What to produce:
Copy every line that mentions the word "airing".

Dataset records:
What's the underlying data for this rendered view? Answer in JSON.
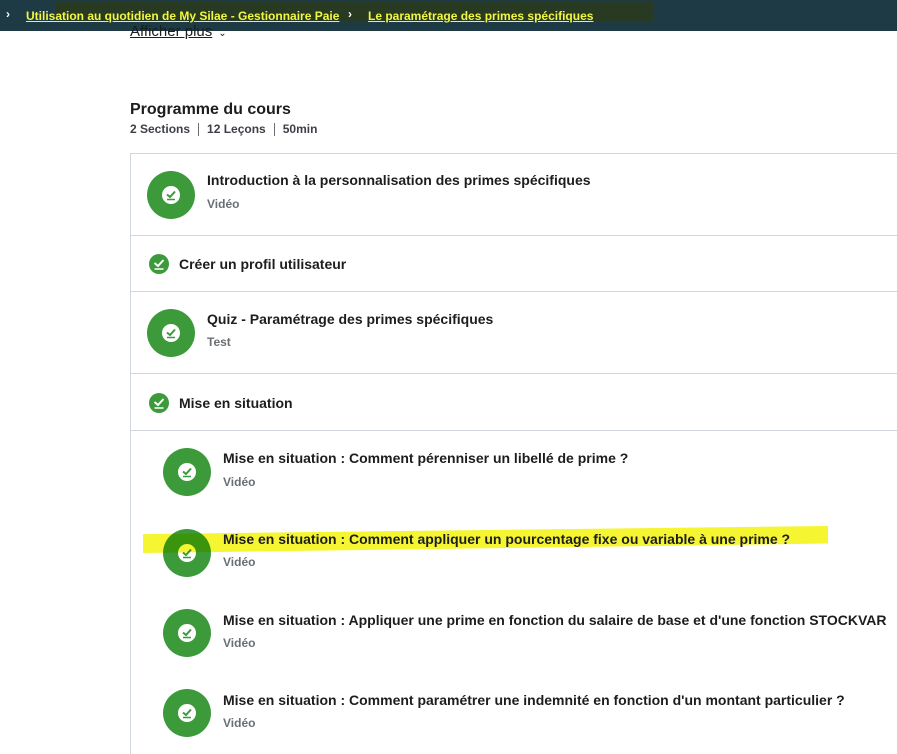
{
  "breadcrumb": {
    "item1": "Utilisation au quotidien de My Silae - Gestionnaire Paie",
    "item2": "Le paramétrage des primes spécifiques"
  },
  "show_more": "Afficher plus",
  "program": {
    "title": "Programme du cours",
    "stats": [
      "2 Sections",
      "12 Leçons",
      "50min"
    ]
  },
  "lessons": [
    {
      "title": "Introduction à la personnalisation des primes spécifiques",
      "type": "Vidéo"
    },
    {
      "title": "Créer un profil utilisateur"
    },
    {
      "title": "Quiz - Paramétrage des primes spécifiques",
      "type": "Test"
    },
    {
      "title": "Mise en situation"
    },
    {
      "title": "Mise en situation : Comment pérenniser un libellé de prime ?",
      "type": "Vidéo"
    },
    {
      "title": "Mise en situation : Comment appliquer un pourcentage fixe ou variable à une prime ?",
      "type": "Vidéo"
    },
    {
      "title": "Mise en situation : Appliquer une prime en fonction du salaire de base et d'une fonction STOCKVAR",
      "type": "Vidéo"
    },
    {
      "title": "Mise en situation : Comment paramétrer une indemnité en fonction d'un montant particulier ?",
      "type": "Vidéo"
    }
  ],
  "colors": {
    "check_green": "#3c9a3b",
    "highlight": "#f5f520",
    "topbar": "#1e3a44"
  },
  "icons": {
    "breadcrumb_separator": "chevron-right-icon",
    "completed": "check-circle-icon"
  }
}
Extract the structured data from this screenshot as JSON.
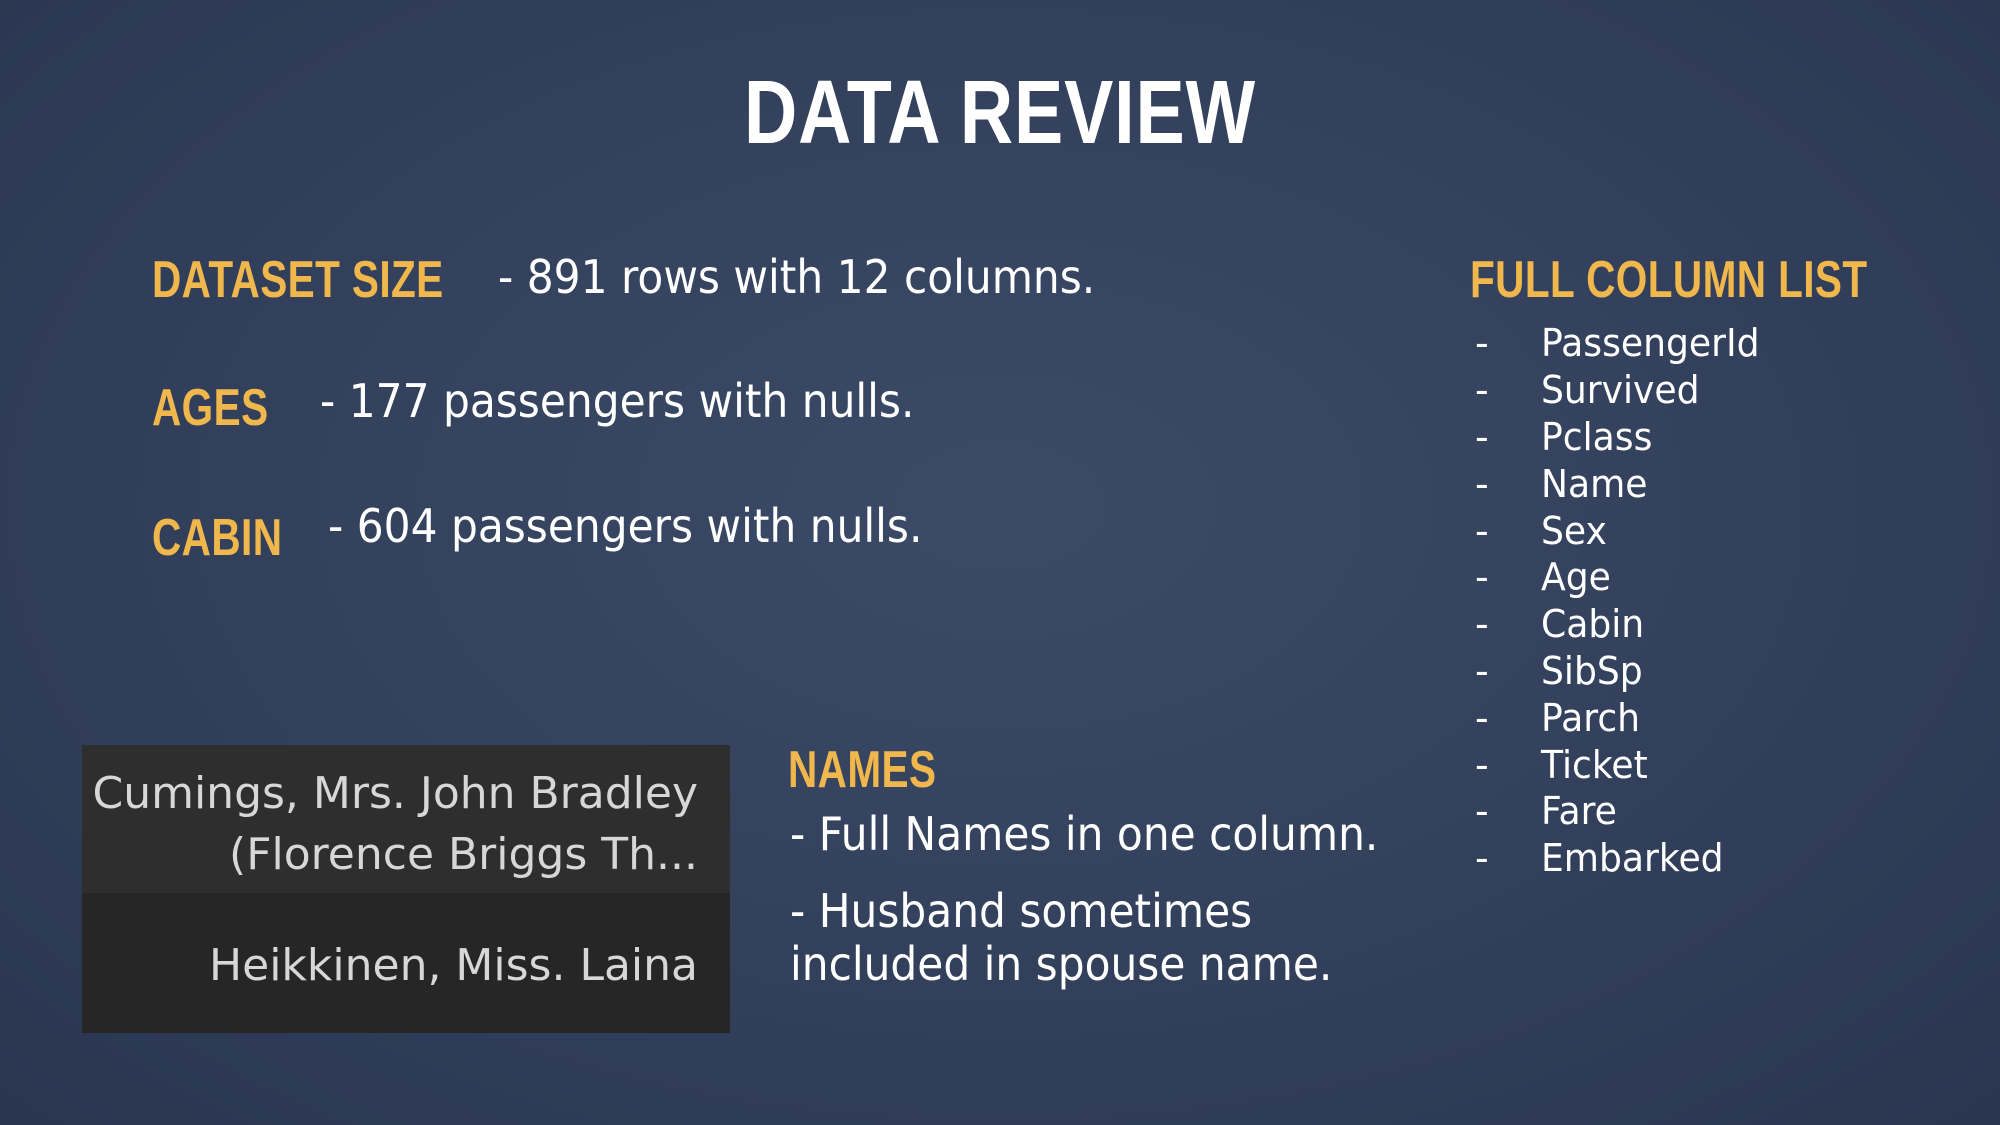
{
  "slide": {
    "title": "DATA REVIEW",
    "dataset_size": {
      "label": "DATASET SIZE",
      "text": "- 891 rows with 12 columns."
    },
    "ages": {
      "label": "AGES",
      "text": "- 177 passengers with nulls."
    },
    "cabin": {
      "label": "CABIN",
      "text": "- 604 passengers with nulls."
    },
    "names": {
      "label": "NAMES",
      "points": [
        "- Full Names in one column.",
        "- Husband sometimes",
        "included in spouse name."
      ]
    },
    "name_examples": [
      {
        "line1": "Cumings, Mrs. John Bradley",
        "line2": "(Florence Briggs Th..."
      },
      {
        "line1": "Heikkinen, Miss. Laina"
      }
    ],
    "column_list": {
      "label": "FULL COLUMN LIST",
      "dash": "-",
      "columns": [
        "PassengerId",
        "Survived",
        "Pclass",
        "Name",
        "Sex",
        "Age",
        "Cabin",
        "SibSp",
        "Parch",
        "Ticket",
        "Fare",
        "Embarked"
      ]
    },
    "colors": {
      "heading": "#f0b74c",
      "text": "#ffffff",
      "background": "#34425e"
    }
  }
}
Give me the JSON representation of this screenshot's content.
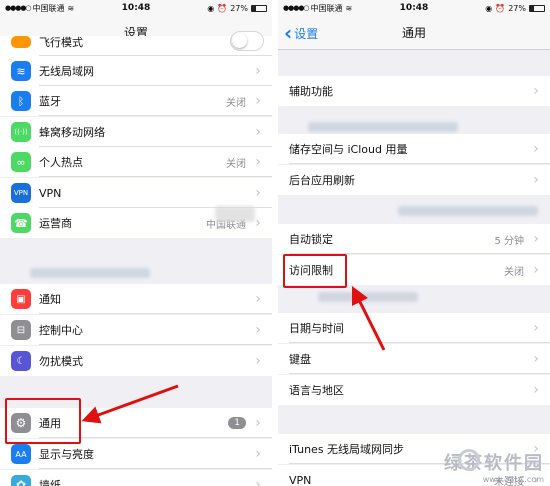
{
  "left": {
    "status": {
      "carrier": "中国联通",
      "time": "10:48",
      "battery": "27%",
      "battery_level": 0.27
    },
    "title": "设置",
    "partial_row": {
      "label": "飞行模式"
    },
    "group1": [
      {
        "label": "无线局域网",
        "value": "",
        "icon": "wifi-icon",
        "color": "#1a7ef0",
        "glyph": "≋"
      },
      {
        "label": "蓝牙",
        "value": "关闭",
        "icon": "bluetooth-icon",
        "color": "#1a7ef0",
        "glyph": "ᛒ"
      },
      {
        "label": "蜂窝移动网络",
        "value": "",
        "icon": "cellular-icon",
        "color": "#4cd964",
        "glyph": "((·))"
      },
      {
        "label": "个人热点",
        "value": "关闭",
        "icon": "hotspot-icon",
        "color": "#4cd964",
        "glyph": "∞"
      },
      {
        "label": "VPN",
        "value": "",
        "icon": "vpn-icon",
        "color": "#1a6fd8",
        "glyph": "VPN"
      },
      {
        "label": "运营商",
        "value": "中国联通",
        "icon": "phone-icon",
        "color": "#4cd964",
        "glyph": "☎"
      }
    ],
    "group2": [
      {
        "label": "通知",
        "icon": "notification-icon",
        "color": "#fc3d39",
        "glyph": "▣"
      },
      {
        "label": "控制中心",
        "icon": "control-center-icon",
        "color": "#8e8e93",
        "glyph": "⊟"
      },
      {
        "label": "勿扰模式",
        "icon": "moon-icon",
        "color": "#5856d6",
        "glyph": "☾"
      }
    ],
    "group3": [
      {
        "label": "通用",
        "badge": "1",
        "icon": "gear-icon",
        "color": "#8e8e93",
        "glyph": "⚙"
      },
      {
        "label": "显示与亮度",
        "icon": "display-icon",
        "color": "#1a7ef0",
        "glyph": "AA"
      },
      {
        "label": "墙纸",
        "icon": "wallpaper-icon",
        "color": "#36aadc",
        "glyph": "✿"
      }
    ]
  },
  "right": {
    "status": {
      "carrier": "中国联通",
      "time": "10:48",
      "battery": "27%",
      "battery_level": 0.27
    },
    "back_label": "设置",
    "title": "通用",
    "rows": [
      {
        "label": "辅助功能",
        "value": ""
      },
      {
        "label": "储存空间与 iCloud 用量",
        "value": ""
      },
      {
        "label": "后台应用刷新",
        "value": ""
      },
      {
        "label": "自动锁定",
        "value": "5 分钟"
      },
      {
        "label": "访问限制",
        "value": "关闭"
      },
      {
        "label": "日期与时间",
        "value": ""
      },
      {
        "label": "键盘",
        "value": ""
      },
      {
        "label": "语言与地区",
        "value": ""
      },
      {
        "label": "iTunes 无线局域网同步",
        "value": ""
      },
      {
        "label": "VPN",
        "value": "未连接"
      }
    ]
  },
  "watermark": {
    "cn": "绿茶软件园",
    "url": "www.33LC.com"
  },
  "colors": {
    "accent": "#1a7ef0",
    "highlight": "#e01010",
    "background": "#efeff4"
  }
}
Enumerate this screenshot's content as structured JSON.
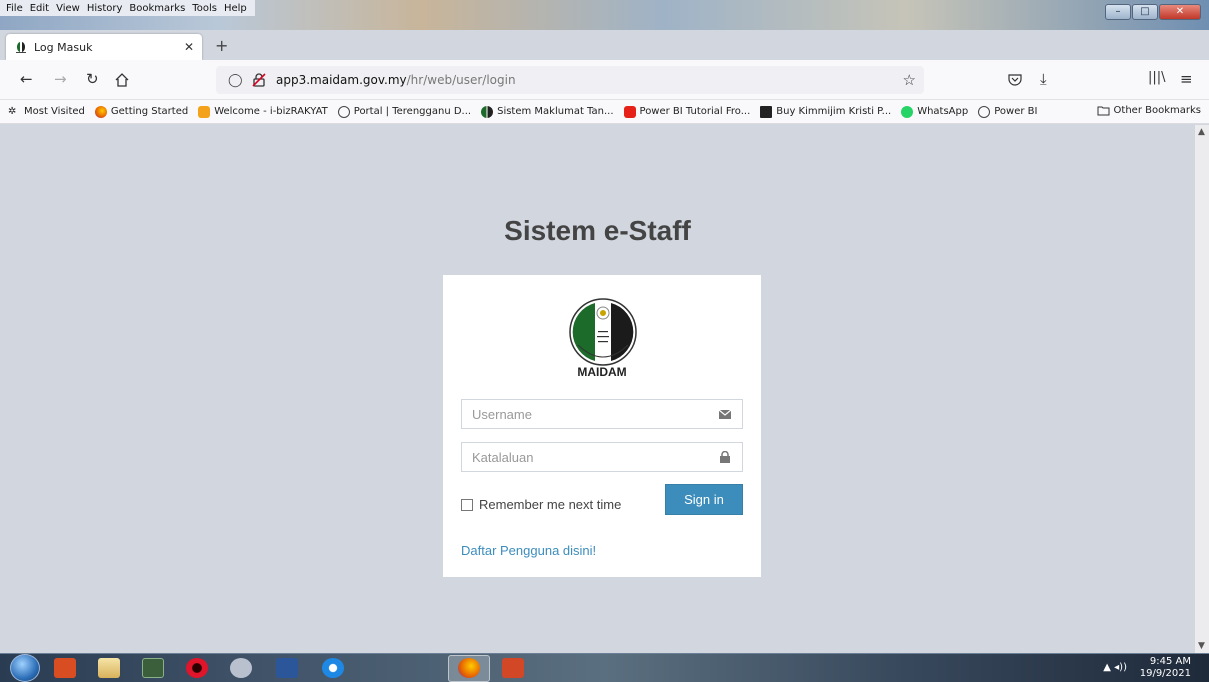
{
  "browser": {
    "menu_items": [
      "File",
      "Edit",
      "View",
      "History",
      "Bookmarks",
      "Tools",
      "Help"
    ],
    "tab_title": "Log Masuk",
    "url_host": "app3.maidam.gov.my",
    "url_path": "/hr/web/user/login",
    "bookmarks": [
      {
        "label": "Most Visited",
        "icon": "gear-icon",
        "color": "#555555"
      },
      {
        "label": "Getting Started",
        "icon": "firefox-icon",
        "color": "#e66000"
      },
      {
        "label": "Welcome - i-bizRAKYAT",
        "icon": "bizrakyat-icon",
        "color": "#f4a21b"
      },
      {
        "label": "Portal | Terengganu D...",
        "icon": "globe-icon",
        "color": "#444444"
      },
      {
        "label": "Sistem Maklumat Tan...",
        "icon": "maidam-icon",
        "color": "#1d6b2a"
      },
      {
        "label": "Power BI Tutorial Fro...",
        "icon": "youtube-icon",
        "color": "#e62117"
      },
      {
        "label": "Buy Kimmijim Kristi P...",
        "icon": "z-icon",
        "color": "#222222"
      },
      {
        "label": "WhatsApp",
        "icon": "whatsapp-icon",
        "color": "#25d366"
      },
      {
        "label": "Power BI",
        "icon": "globe-icon",
        "color": "#444444"
      }
    ],
    "other_bookmarks": "Other Bookmarks"
  },
  "login": {
    "heading": "Sistem e-Staff",
    "logo_label": "MAIDAM",
    "username_placeholder": "Username",
    "password_placeholder": "Katalaluan",
    "remember_label": "Remember me next time",
    "remember_checked": false,
    "signin_label": "Sign in",
    "register_link": "Daftar Pengguna disini!",
    "accent_color": "#3c8dbc"
  },
  "taskbar": {
    "time": "9:45 AM",
    "date": "19/9/2021"
  }
}
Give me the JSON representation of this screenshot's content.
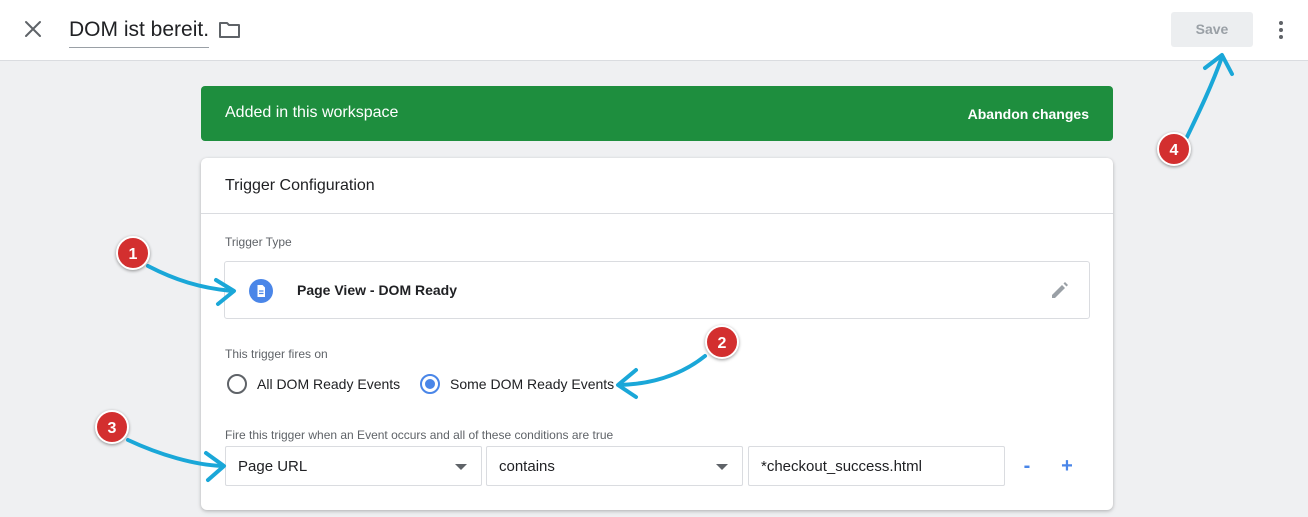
{
  "header": {
    "title": "DOM ist bereit.",
    "save_label": "Save"
  },
  "banner": {
    "text": "Added in this workspace",
    "action_label": "Abandon changes",
    "color": "#1e8e3e"
  },
  "card": {
    "title": "Trigger Configuration",
    "trigger_type_label": "Trigger Type",
    "trigger_type_name": "Page View - DOM Ready",
    "trigger_type_icon": "document-icon",
    "fires_on_label": "This trigger fires on",
    "fires_on_options": [
      {
        "label": "All DOM Ready Events",
        "selected": false
      },
      {
        "label": "Some DOM Ready Events",
        "selected": true
      }
    ],
    "condition_label": "Fire this trigger when an Event occurs and all of these conditions are true",
    "condition": {
      "variable": "Page URL",
      "operator": "contains",
      "value": "*checkout_success.html"
    },
    "remove_label": "-",
    "add_label": "+"
  },
  "annotations": [
    "1",
    "2",
    "3",
    "4"
  ],
  "accent_color": "#4a86e8",
  "annotation_color": "#d32f2f",
  "arrow_color": "#1aa7d8"
}
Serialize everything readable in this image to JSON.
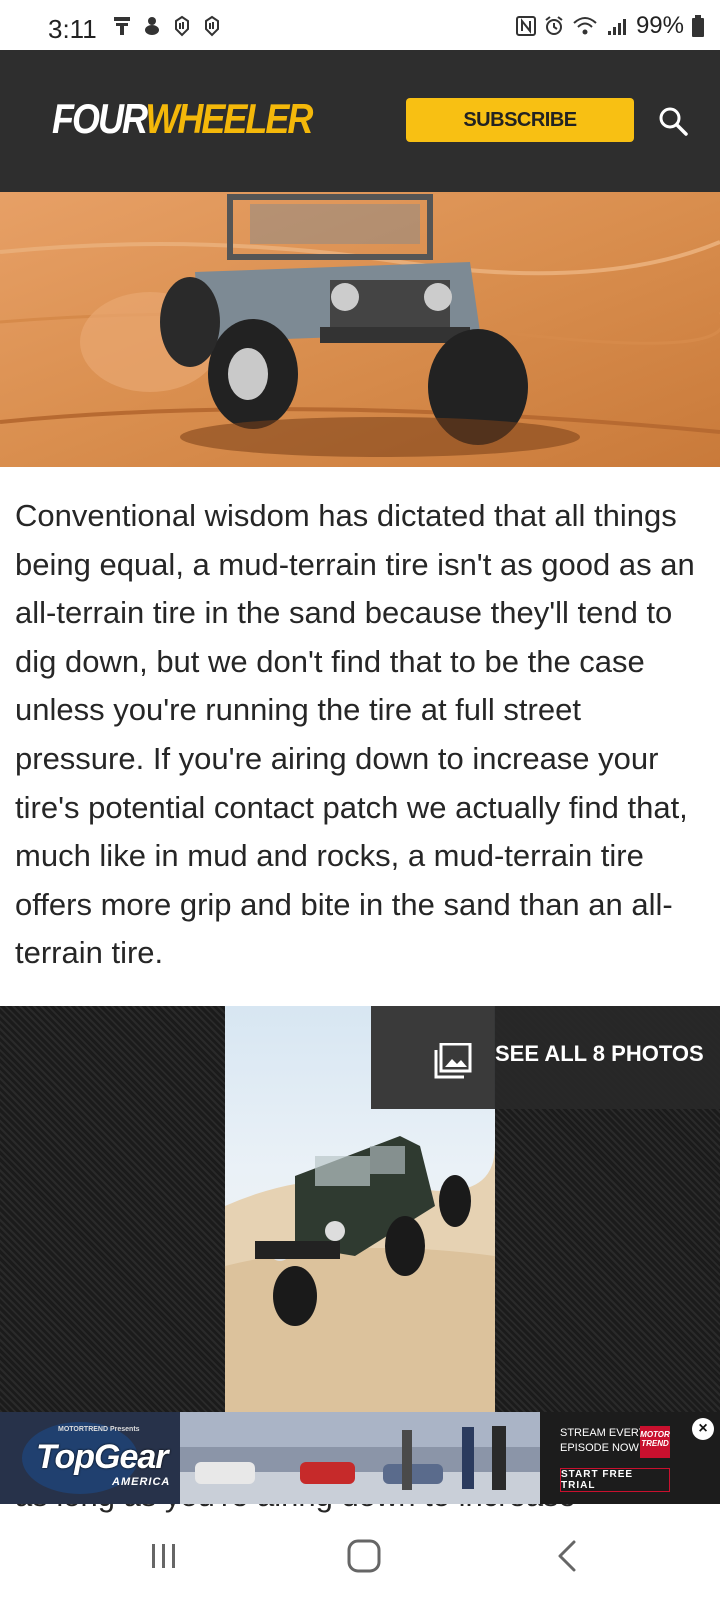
{
  "status_bar": {
    "time": "3:11",
    "battery": "99%",
    "left_icons": [
      "notification-icon",
      "notification-icon",
      "hand-icon",
      "hand-icon"
    ],
    "right_icons": [
      "nfc-icon",
      "alarm-icon",
      "wifi-icon",
      "signal-icon",
      "battery-icon"
    ]
  },
  "header": {
    "logo_part1": "FOUR",
    "logo_part2": "WHEELER",
    "subscribe_label": "SUBSCRIBE",
    "brand_color": "#f4b80a",
    "background": "#2e2e2e"
  },
  "article": {
    "paragraph": "Conventional wisdom has dictated that all things being equal, a mud-terrain tire isn't as good as an all-terrain tire in the sand because they'll tend to dig down, but we don't find that to be the case unless you're running the tire at full street pressure. If you're airing down to increase your tire's potential contact patch we actually find that, much like in mud and rocks, a mud-terrain tire offers more grip and bite in the sand than an all-terrain tire.",
    "peek_text": "as long as you're airing down to increase"
  },
  "gallery": {
    "see_all_label": "SEE ALL 8 PHOTOS"
  },
  "ad": {
    "presents": "MOTORTREND Presents",
    "title": "TopGear",
    "subtitle": "AMERICA",
    "stream_line1": "STREAM EVERY",
    "stream_line2": "EPISODE NOW",
    "badge": "MOTOR TREND",
    "cta": "START FREE TRIAL",
    "close": "×"
  }
}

Complete output:
    "paragraph": "Conventional wisdom has dictated that all things being equal, a mud-terrain tire isn't as good as an all-terrain tire in the sand because they'll tend to dig down, but we don't find that to be the case unless you're running the tire at full street pressure. If you're airing down to increase your tire's potential contact patch we actually find that, much like in mud and rocks, a mud-terrain tire offers more grip and bite in the sand than an all-terrain tire.",
    "peek_text": "as long as you're airing down to increase"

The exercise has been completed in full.